▶ _Parts of the exercise_:
(A) List the header field names in the raw message part of the penet compromise message.
(B) Write the next part of the penet compromise message, picking up after its last line.

▶ _Document segment_:
☆ ☆ ☆ ☆ ☆
1994-07-29 - The penet compromise

Header Data

From: pstemari@bismark.cbis.com (Paul J. Ste. Marie)
To: roy@sendai.cybrspc.mn.org
Message Hash: 66231939cb8ec5a2e04bbb389e36700b099ffe61761a97aa1df615b834f49c5f
Message ID: <9407291428.AA28858@focis.sda.cbis.COM>
Reply To: <940728.224039.3x8.rusnews.w165w@sendai.cybrspc.mn.org>
UTC Datetime: 1994-07-29 14:29:23 UTC
Raw Date: Fri, 29 Jul 94 07:29:23 PDT

Raw message

From: pstemari@bismark.cbis.com (Paul J. Ste. Marie)
Date: Fri, 29 Jul 94 07:29:23 PDT
To: roy@sendai.cybrspc.mn.org
Subject: The penet compromise
In-Reply-To: <940728.224039.3x8.rusnews.w165w@sendai.cybrspc.mn.org>
Message-ID: <9407291428.AA28858@focis.sda.cbis.COM>
MIME-Version: 1.0
Content-Type: text/plain

> That lessens the probable impact of the return traffic to a rough
> multiplier of 10.  And given the time spread (my experiment yielded
> replies over 4 days), I don't know if this can be counted on to yield a
> denial-of-service attack.  (I suppose it's possible the perp might be
> trying to spam penet in the original sense, by trying to overrun
> arbitrary limits in the server)
☆ ☆ ☆ ☆ ☆
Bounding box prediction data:

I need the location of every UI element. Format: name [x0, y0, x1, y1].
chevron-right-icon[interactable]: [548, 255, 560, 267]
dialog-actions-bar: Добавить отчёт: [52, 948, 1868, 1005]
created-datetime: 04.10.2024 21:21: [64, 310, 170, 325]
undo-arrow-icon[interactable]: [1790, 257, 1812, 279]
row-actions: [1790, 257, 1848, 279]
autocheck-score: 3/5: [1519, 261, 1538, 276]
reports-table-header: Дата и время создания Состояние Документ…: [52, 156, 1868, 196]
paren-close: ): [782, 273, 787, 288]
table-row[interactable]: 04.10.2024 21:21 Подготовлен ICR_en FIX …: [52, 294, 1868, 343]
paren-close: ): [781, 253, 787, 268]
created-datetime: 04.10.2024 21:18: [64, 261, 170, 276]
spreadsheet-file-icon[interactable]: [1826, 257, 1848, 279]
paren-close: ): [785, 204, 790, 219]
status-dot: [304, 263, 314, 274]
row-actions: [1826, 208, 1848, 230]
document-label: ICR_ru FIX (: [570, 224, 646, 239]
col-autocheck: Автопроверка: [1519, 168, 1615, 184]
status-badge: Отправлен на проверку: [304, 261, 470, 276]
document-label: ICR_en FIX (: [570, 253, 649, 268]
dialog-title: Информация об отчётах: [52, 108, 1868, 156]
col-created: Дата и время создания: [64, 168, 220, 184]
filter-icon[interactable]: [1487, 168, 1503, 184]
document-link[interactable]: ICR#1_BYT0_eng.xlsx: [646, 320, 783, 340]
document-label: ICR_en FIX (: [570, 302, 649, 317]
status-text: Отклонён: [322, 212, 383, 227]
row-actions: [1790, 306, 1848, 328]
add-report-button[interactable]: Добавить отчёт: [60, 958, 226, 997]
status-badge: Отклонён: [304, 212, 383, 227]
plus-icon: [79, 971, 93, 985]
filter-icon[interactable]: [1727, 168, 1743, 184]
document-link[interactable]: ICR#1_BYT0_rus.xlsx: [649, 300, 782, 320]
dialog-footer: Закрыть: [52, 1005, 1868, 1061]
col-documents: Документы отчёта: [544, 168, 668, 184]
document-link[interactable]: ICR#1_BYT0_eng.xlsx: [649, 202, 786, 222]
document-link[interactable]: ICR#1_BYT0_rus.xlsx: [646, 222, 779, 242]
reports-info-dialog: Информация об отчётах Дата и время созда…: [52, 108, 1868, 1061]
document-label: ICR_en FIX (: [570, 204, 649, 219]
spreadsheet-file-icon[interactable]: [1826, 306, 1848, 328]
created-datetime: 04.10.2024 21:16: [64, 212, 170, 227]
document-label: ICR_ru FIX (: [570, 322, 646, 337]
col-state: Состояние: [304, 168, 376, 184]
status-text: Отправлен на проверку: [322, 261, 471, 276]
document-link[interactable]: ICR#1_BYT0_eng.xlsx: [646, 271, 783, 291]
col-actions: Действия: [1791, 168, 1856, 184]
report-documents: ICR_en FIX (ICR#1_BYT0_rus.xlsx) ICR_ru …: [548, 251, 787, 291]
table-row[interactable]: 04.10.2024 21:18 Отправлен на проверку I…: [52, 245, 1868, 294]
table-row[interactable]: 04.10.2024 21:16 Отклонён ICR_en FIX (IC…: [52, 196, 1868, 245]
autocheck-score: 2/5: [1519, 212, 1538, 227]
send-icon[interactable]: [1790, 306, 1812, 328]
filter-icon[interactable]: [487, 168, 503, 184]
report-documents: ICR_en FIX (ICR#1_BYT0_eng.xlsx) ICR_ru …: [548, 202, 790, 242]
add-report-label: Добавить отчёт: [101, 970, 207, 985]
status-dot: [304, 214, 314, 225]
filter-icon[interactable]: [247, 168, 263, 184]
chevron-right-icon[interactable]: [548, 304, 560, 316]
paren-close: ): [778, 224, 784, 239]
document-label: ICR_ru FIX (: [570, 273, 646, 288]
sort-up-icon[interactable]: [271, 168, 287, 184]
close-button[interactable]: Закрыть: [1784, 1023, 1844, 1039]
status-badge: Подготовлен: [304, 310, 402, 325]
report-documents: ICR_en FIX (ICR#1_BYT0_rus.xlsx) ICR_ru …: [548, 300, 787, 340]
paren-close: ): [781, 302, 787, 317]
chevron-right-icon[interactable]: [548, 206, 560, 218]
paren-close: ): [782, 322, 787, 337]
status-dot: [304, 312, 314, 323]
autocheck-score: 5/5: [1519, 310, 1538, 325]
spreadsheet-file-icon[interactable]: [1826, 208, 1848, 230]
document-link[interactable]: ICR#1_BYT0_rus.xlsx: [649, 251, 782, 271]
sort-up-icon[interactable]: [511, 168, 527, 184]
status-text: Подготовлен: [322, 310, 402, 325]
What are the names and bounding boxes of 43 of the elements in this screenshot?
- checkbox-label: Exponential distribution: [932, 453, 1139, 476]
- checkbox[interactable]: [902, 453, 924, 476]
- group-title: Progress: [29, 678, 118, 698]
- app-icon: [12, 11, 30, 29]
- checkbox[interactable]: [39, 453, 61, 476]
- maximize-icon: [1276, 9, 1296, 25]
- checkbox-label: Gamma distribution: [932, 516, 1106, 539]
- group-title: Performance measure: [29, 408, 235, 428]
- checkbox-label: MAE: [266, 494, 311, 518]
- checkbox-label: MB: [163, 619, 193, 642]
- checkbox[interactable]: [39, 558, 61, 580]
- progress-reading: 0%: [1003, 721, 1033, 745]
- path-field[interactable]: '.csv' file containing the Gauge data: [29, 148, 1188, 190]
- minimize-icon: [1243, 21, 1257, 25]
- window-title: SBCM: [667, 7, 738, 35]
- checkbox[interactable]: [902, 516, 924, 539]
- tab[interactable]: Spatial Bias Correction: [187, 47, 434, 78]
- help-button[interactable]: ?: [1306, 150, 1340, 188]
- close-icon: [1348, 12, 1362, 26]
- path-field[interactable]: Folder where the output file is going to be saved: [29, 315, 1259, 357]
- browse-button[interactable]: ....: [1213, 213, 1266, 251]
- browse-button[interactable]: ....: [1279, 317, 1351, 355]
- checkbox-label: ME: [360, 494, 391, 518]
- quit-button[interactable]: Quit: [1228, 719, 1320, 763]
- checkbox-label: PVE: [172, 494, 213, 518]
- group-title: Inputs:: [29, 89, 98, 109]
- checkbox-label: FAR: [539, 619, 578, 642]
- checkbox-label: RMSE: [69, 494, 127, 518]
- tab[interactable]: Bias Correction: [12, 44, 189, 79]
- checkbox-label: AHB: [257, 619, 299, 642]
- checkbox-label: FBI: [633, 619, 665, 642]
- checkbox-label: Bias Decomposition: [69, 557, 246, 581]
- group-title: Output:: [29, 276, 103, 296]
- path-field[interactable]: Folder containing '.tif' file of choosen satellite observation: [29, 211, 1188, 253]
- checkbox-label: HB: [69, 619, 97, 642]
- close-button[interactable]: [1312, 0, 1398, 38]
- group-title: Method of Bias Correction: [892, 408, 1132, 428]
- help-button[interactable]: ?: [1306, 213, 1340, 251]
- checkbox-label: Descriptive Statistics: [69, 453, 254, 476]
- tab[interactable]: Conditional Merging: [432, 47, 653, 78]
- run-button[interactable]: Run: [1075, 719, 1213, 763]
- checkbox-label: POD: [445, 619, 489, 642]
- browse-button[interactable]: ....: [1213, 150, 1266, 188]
☆ ☆ ☆ ☆ ☆
▶ _Task-by-task answers_:
(A) From, Date, To, Subject, In-Reply-To, Message-ID, MIME-Version, Content-Type

(B)
I was thinking about this as I thought about the combination of
mail->news gateways such as anon.penet.fi and news autoresponders, and
it stuck me that a denial of service attack could be based on
including a *.test newsgroup in a Reply-To: header, causing the
autoreplies to get posted back into the *.test groups.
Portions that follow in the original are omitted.